■ **Goal**
Look through the listing below and report how many lines contain "NAMIK", as a bare number.

Start of Given records

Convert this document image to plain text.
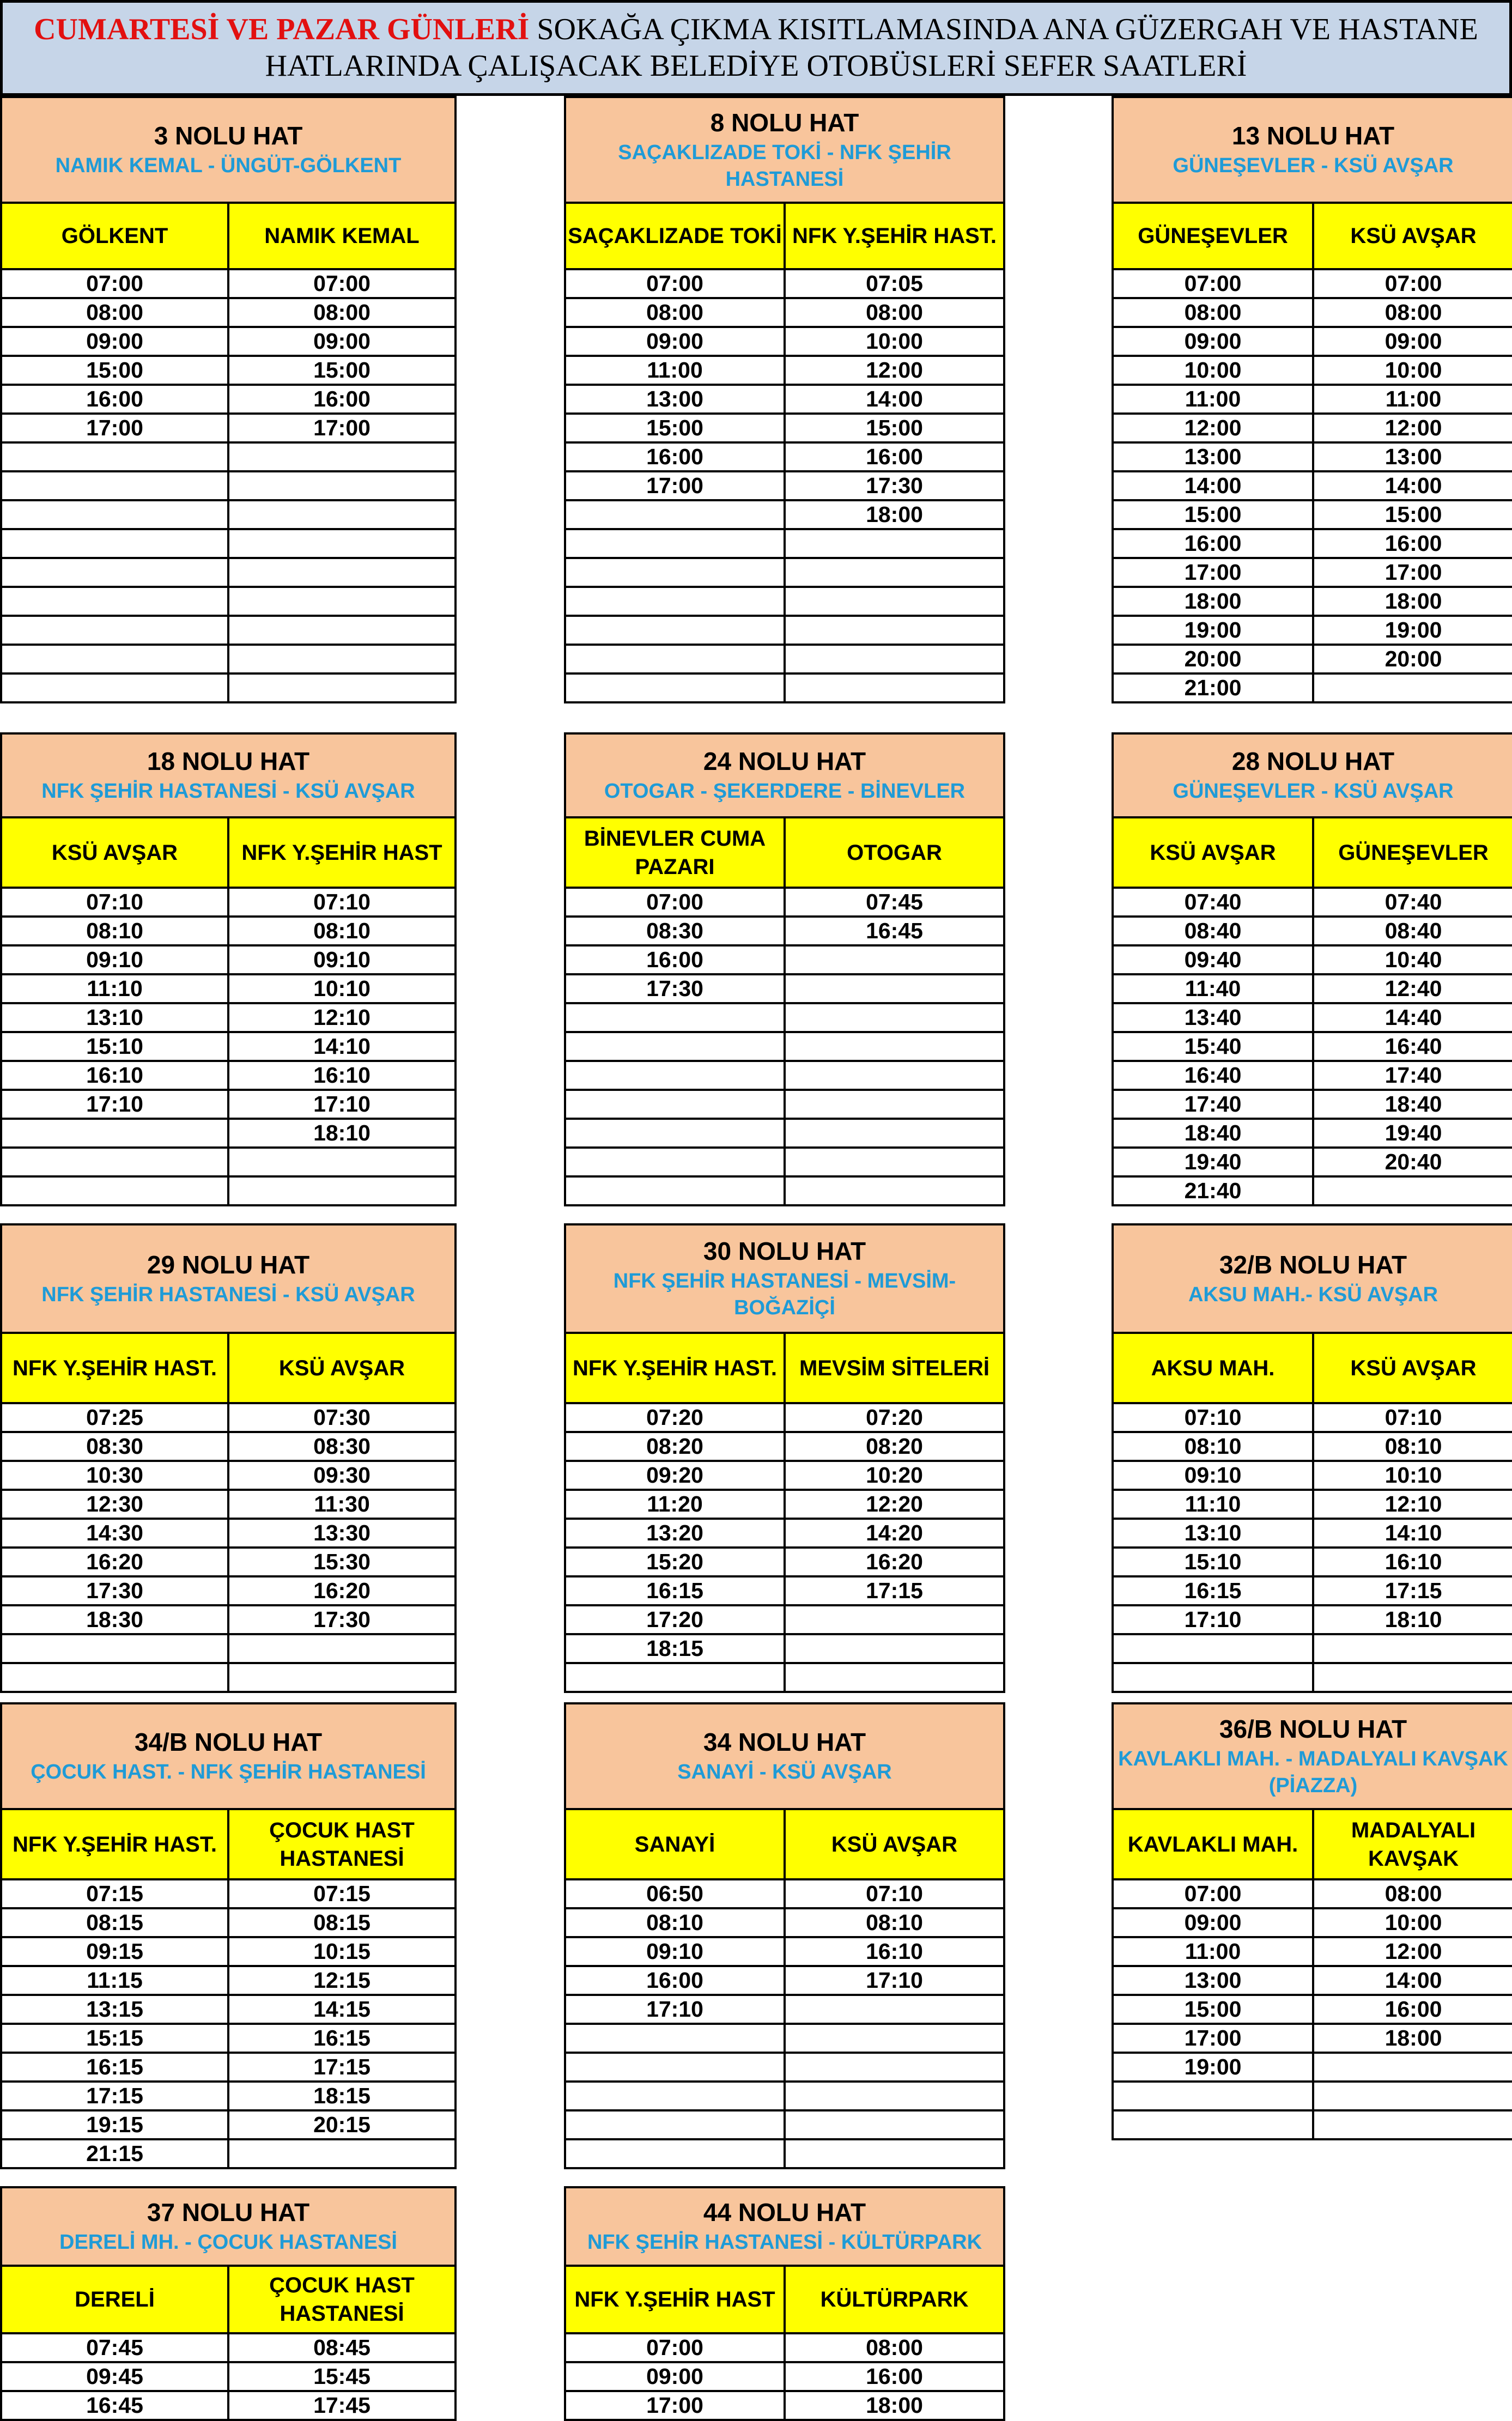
CUMARTESİ VE PAZAR GÜNLERİ SOKAĞA ÇIKMA KISITLAMASINDA ANA GÜZERGAH VE HASTANE
HATLARINDA ÇALIŞACAK BELEDİYE OTOBÜSLERİ SEFER SAATLERİ
3 NOLU HAT
NAMIK KEMAL - ÜNGÜT-GÖLKENT	

GÖLKENT	NAMIK KEMAL
07:00	07:00
08:00	08:00
09:00	09:00
15:00	15:00
16:00	16:00
17:00	17:00

8 NOLU HAT
SAÇAKLIZADE TOKİ - NFK ŞEHİR HASTANESİ	

SAÇAKLIZADE TOKİ	NFK Y.ŞEHİR HAST.
07:00	07:05
08:00	08:00
09:00	10:00
11:00	12:00
13:00	14:00
15:00	15:00
16:00	16:00
17:00	17:30
	18:00

13 NOLU HAT
GÜNEŞEVLER - KSÜ AVŞAR	

GÜNEŞEVLER	KSÜ AVŞAR
07:00	07:00
08:00	08:00
09:00	09:00
10:00	10:00
11:00	11:00
12:00	12:00
13:00	13:00
14:00	14:00
15:00	15:00
16:00	16:00
17:00	17:00
18:00	18:00
19:00	19:00
20:00	20:00
21:00	
18 NOLU HAT
NFK ŞEHİR HASTANESİ - KSÜ AVŞAR	

KSÜ AVŞAR	NFK Y.ŞEHİR HAST
07:10	07:10
08:10	08:10
09:10	09:10
11:10	10:10
13:10	12:10
15:10	14:10
16:10	16:10
17:10	17:10
	18:10

24 NOLU HAT
OTOGAR - ŞEKERDERE - BİNEVLER	

BİNEVLER CUMA PAZARI	OTOGAR
07:00	07:45
08:30	16:45
16:00	
17:30	

28 NOLU HAT
GÜNEŞEVLER - KSÜ AVŞAR	

KSÜ AVŞAR	GÜNEŞEVLER
07:40	07:40
08:40	08:40
09:40	10:40
11:40	12:40
13:40	14:40
15:40	16:40
16:40	17:40
17:40	18:40
18:40	19:40
19:40	20:40
21:40	
29 NOLU HAT
NFK ŞEHİR HASTANESİ - KSÜ AVŞAR	

NFK Y.ŞEHİR HAST.	KSÜ AVŞAR
07:25	07:30
08:30	08:30
10:30	09:30
12:30	11:30
14:30	13:30
16:20	15:30
17:30	16:20
18:30	17:30

30 NOLU HAT
NFK ŞEHİR HASTANESİ - MEVSİM-BOĞAZİÇİ	

NFK Y.ŞEHİR HAST.	MEVSİM SİTELERİ
07:20	07:20
08:20	08:20
09:20	10:20
11:20	12:20
13:20	14:20
15:20	16:20
16:15	17:15
17:20	
18:15	

32/B NOLU HAT
AKSU MAH.- KSÜ AVŞAR	

AKSU MAH.	KSÜ AVŞAR
07:10	07:10
08:10	08:10
09:10	10:10
11:10	12:10
13:10	14:10
15:10	16:10
16:15	17:15
17:10	18:10

34/B NOLU HAT
ÇOCUK HAST. - NFK ŞEHİR HASTANESİ	

NFK Y.ŞEHİR HAST.	ÇOCUK HAST HASTANESİ
07:15	07:15
08:15	08:15
09:15	10:15
11:15	12:15
13:15	14:15
15:15	16:15
16:15	17:15
17:15	18:15
19:15	20:15
21:15	
34 NOLU HAT
SANAYİ - KSÜ AVŞAR	

SANAYİ	KSÜ AVŞAR
06:50	07:10
08:10	08:10
09:10	16:10
16:00	17:10
17:10	

36/B NOLU HAT
KAVLAKLI MAH. - MADALYALI KAVŞAK (PİAZZA)	

KAVLAKLI MAH.	MADALYALI KAVŞAK
07:00	08:00
09:00	10:00
11:00	12:00
13:00	14:00
15:00	16:00
17:00	18:00
19:00	

37 NOLU HAT
DERELİ MH. - ÇOCUK HASTANESİ	

DERELİ	ÇOCUK HAST HASTANESİ
07:45	08:45
09:45	15:45
16:45	17:45
44 NOLU HAT
NFK ŞEHİR HASTANESİ - KÜLTÜRPARK	

NFK Y.ŞEHİR HAST	KÜLTÜRPARK
07:00	08:00
09:00	16:00
17:00	18:00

End of Given records

■ **Finished exercise**
2